* start *

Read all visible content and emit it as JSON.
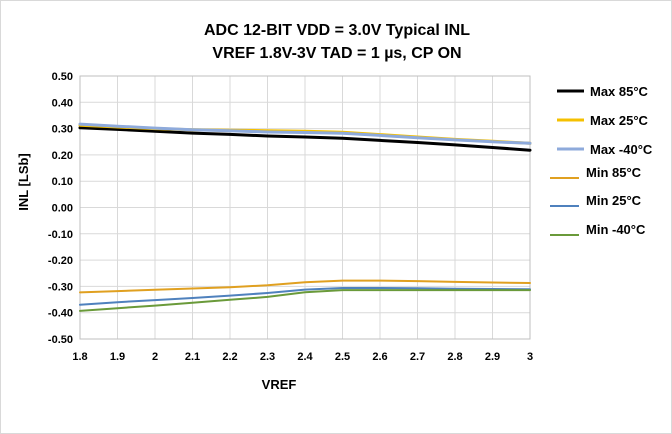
{
  "chart_data": {
    "type": "line",
    "title": "ADC 12-BIT VDD = 3.0V Typical INL",
    "subtitle": "VREF 1.8V-3V TAD = 1 µs, CP ON",
    "xlabel": "VREF",
    "ylabel": "INL [LSb]",
    "xlim": [
      1.8,
      3.0
    ],
    "ylim": [
      -0.5,
      0.5
    ],
    "x_ticks": [
      "1.8",
      "1.9",
      "2",
      "2.1",
      "2.2",
      "2.3",
      "2.4",
      "2.5",
      "2.6",
      "2.7",
      "2.8",
      "2.9",
      "3"
    ],
    "y_ticks": [
      "0.50",
      "0.40",
      "0.30",
      "0.20",
      "0.10",
      "0.00",
      "-0.10",
      "-0.20",
      "-0.30",
      "-0.40",
      "-0.50"
    ],
    "grid": true,
    "legend_position": "right",
    "x": [
      1.8,
      1.9,
      2.0,
      2.1,
      2.2,
      2.3,
      2.4,
      2.5,
      2.6,
      2.7,
      2.8,
      2.9,
      3.0
    ],
    "series": [
      {
        "name": "Max  85°C",
        "color": "#000000",
        "width": "thick",
        "values": [
          0.303,
          0.297,
          0.29,
          0.283,
          0.278,
          0.272,
          0.268,
          0.263,
          0.255,
          0.247,
          0.238,
          0.228,
          0.218
        ]
      },
      {
        "name": "Max 25°C",
        "color": "#f5c000",
        "width": "thick",
        "values": [
          0.313,
          0.306,
          0.3,
          0.296,
          0.294,
          0.292,
          0.29,
          0.286,
          0.277,
          0.268,
          0.259,
          0.252,
          0.244
        ]
      },
      {
        "name": "Max -40°C",
        "color": "#8eaadb",
        "width": "thick",
        "values": [
          0.317,
          0.309,
          0.302,
          0.296,
          0.292,
          0.287,
          0.285,
          0.282,
          0.274,
          0.265,
          0.257,
          0.25,
          0.244
        ]
      },
      {
        "name": "Min 85°C",
        "color": "#e0a020",
        "width": "thin",
        "values": [
          -0.323,
          -0.318,
          -0.313,
          -0.308,
          -0.303,
          -0.296,
          -0.284,
          -0.278,
          -0.278,
          -0.28,
          -0.283,
          -0.285,
          -0.287
        ]
      },
      {
        "name": "Min 25°C",
        "color": "#4f81bd",
        "width": "thin",
        "values": [
          -0.37,
          -0.36,
          -0.352,
          -0.344,
          -0.335,
          -0.325,
          -0.312,
          -0.306,
          -0.306,
          -0.307,
          -0.309,
          -0.31,
          -0.311
        ]
      },
      {
        "name": "Min -40°C",
        "color": "#6a9a3a",
        "width": "thin",
        "values": [
          -0.393,
          -0.383,
          -0.373,
          -0.362,
          -0.351,
          -0.34,
          -0.322,
          -0.314,
          -0.314,
          -0.314,
          -0.314,
          -0.314,
          -0.314
        ]
      }
    ]
  }
}
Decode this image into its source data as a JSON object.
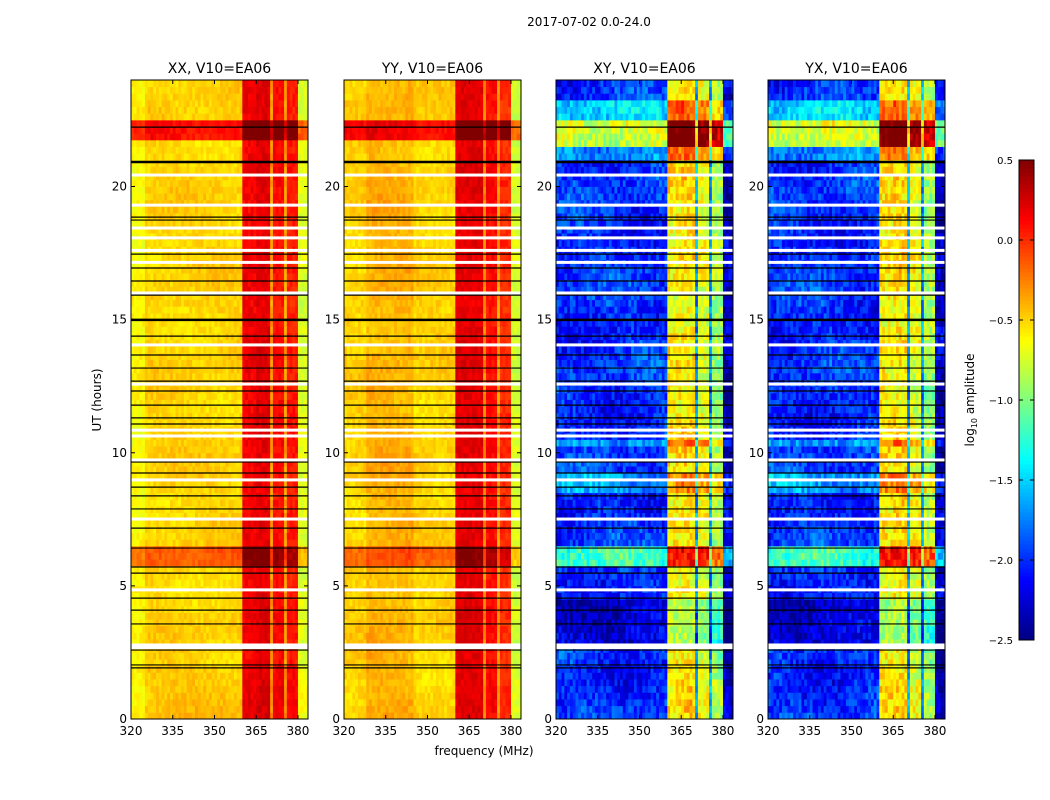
{
  "chart_data": {
    "type": "heatmap",
    "suptitle": "2017-07-02 0.0-24.0",
    "xlabel": "frequency (MHz)",
    "ylabel": "UT (hours)",
    "xlim": [
      320,
      383.6
    ],
    "ylim": [
      0,
      24
    ],
    "xticks": [
      320,
      335,
      350,
      365,
      380
    ],
    "yticks": [
      0,
      5,
      10,
      15,
      20
    ],
    "colorbar": {
      "label_main": "log",
      "label_sub": "10",
      "label_rest": " amplitude",
      "colormap": "jet",
      "range": [
        -2.5,
        0.5
      ],
      "ticks": [
        "0.5",
        "0.0",
        "−0.5",
        "−1.0",
        "−1.5",
        "−2.0",
        "−2.5"
      ],
      "tick_values": [
        0.5,
        0.0,
        -0.5,
        -1.0,
        -1.5,
        -2.0,
        -2.5
      ]
    },
    "scan_boundaries_hours": [
      22.23,
      20.92,
      18.85,
      18.74,
      17.46,
      16.94,
      16.45,
      15.92,
      14.99,
      14.38,
      13.67,
      13.18,
      12.69,
      12.32,
      11.79,
      11.31,
      11.08,
      9.65,
      9.24,
      8.71,
      8.38,
      7.89,
      7.17,
      6.42,
      5.71,
      5.48,
      4.54,
      4.09,
      3.57,
      2.59,
      2.03,
      1.92
    ],
    "flagged_hours": [
      20.43,
      19.3,
      18.44,
      18.07,
      17.6,
      17.15,
      16.0,
      14.05,
      12.58,
      10.85,
      10.63,
      9.73,
      8.98,
      7.51,
      4.85,
      2.78,
      2.68
    ],
    "panels": [
      {
        "title": "XX, V10=EA06",
        "freq_profile": [
          [
            320,
            325,
            -0.62
          ],
          [
            325,
            360,
            -0.5
          ],
          [
            360,
            364.6,
            0.15
          ],
          [
            364.6,
            365.3,
            -0.35
          ],
          [
            365.3,
            369.6,
            0.2
          ],
          [
            369.6,
            370.7,
            -0.35
          ],
          [
            370.7,
            374.6,
            0.1
          ],
          [
            374.6,
            375.7,
            -0.35
          ],
          [
            375.7,
            379.6,
            0.05
          ],
          [
            379.6,
            383.6,
            -0.72
          ]
        ],
        "time_events": [
          [
            21.8,
            22.5,
            0.6
          ],
          [
            5.8,
            6.4,
            0.35
          ],
          [
            0,
            2,
            0.05
          ]
        ],
        "noise": 0.12
      },
      {
        "title": "YY, V10=EA06",
        "freq_profile": [
          [
            320,
            328,
            -0.5
          ],
          [
            328,
            345,
            -0.4
          ],
          [
            345,
            360,
            -0.5
          ],
          [
            360,
            364.6,
            0.2
          ],
          [
            364.6,
            365.3,
            -0.3
          ],
          [
            365.3,
            369.6,
            0.2
          ],
          [
            369.6,
            370.7,
            -0.3
          ],
          [
            370.7,
            374.6,
            0.1
          ],
          [
            374.6,
            375.7,
            -0.35
          ],
          [
            375.7,
            379.6,
            0.0
          ],
          [
            379.6,
            383.6,
            -0.75
          ]
        ],
        "time_events": [
          [
            21.8,
            22.5,
            0.6
          ],
          [
            5.8,
            6.4,
            0.3
          ]
        ],
        "noise": 0.12
      },
      {
        "title": "XY, V10=EA06",
        "freq_profile": [
          [
            320,
            360,
            -2.0
          ],
          [
            360,
            364.6,
            -0.6
          ],
          [
            364.6,
            365.3,
            -1.8
          ],
          [
            365.3,
            369.6,
            -0.55
          ],
          [
            369.6,
            370.7,
            -1.7
          ],
          [
            370.7,
            374.6,
            -0.7
          ],
          [
            374.6,
            375.7,
            -1.7
          ],
          [
            375.7,
            379.6,
            -0.9
          ],
          [
            379.6,
            383.6,
            -2.3
          ]
        ],
        "time_events": [
          [
            21.6,
            22.5,
            1.25
          ],
          [
            22.5,
            23.2,
            0.45
          ],
          [
            20.9,
            21.6,
            0.35
          ],
          [
            5.8,
            6.4,
            0.75
          ],
          [
            2.7,
            4.6,
            -0.3
          ],
          [
            8.5,
            9.2,
            0.35
          ],
          [
            10.2,
            10.6,
            0.3
          ]
        ],
        "noise": 0.35
      },
      {
        "title": "YX, V10=EA06",
        "freq_profile": [
          [
            320,
            360,
            -2.0
          ],
          [
            360,
            364.6,
            -0.6
          ],
          [
            364.6,
            365.3,
            -1.8
          ],
          [
            365.3,
            369.6,
            -0.55
          ],
          [
            369.6,
            370.7,
            -1.7
          ],
          [
            370.7,
            374.6,
            -0.7
          ],
          [
            374.6,
            375.7,
            -1.7
          ],
          [
            375.7,
            379.6,
            -0.9
          ],
          [
            379.6,
            383.6,
            -2.3
          ]
        ],
        "time_events": [
          [
            21.6,
            22.5,
            1.25
          ],
          [
            22.5,
            23.2,
            0.45
          ],
          [
            20.9,
            21.6,
            0.35
          ],
          [
            5.8,
            6.4,
            0.75
          ],
          [
            2.7,
            4.6,
            -0.3
          ],
          [
            8.5,
            9.2,
            0.35
          ],
          [
            10.2,
            10.6,
            0.3
          ]
        ],
        "noise": 0.35
      }
    ]
  }
}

* end *

Where a line in the entries holds the word "JSON", copy that line.

Read all visible content and emit it as JSON.
Decode this image into its source data as a JSON object.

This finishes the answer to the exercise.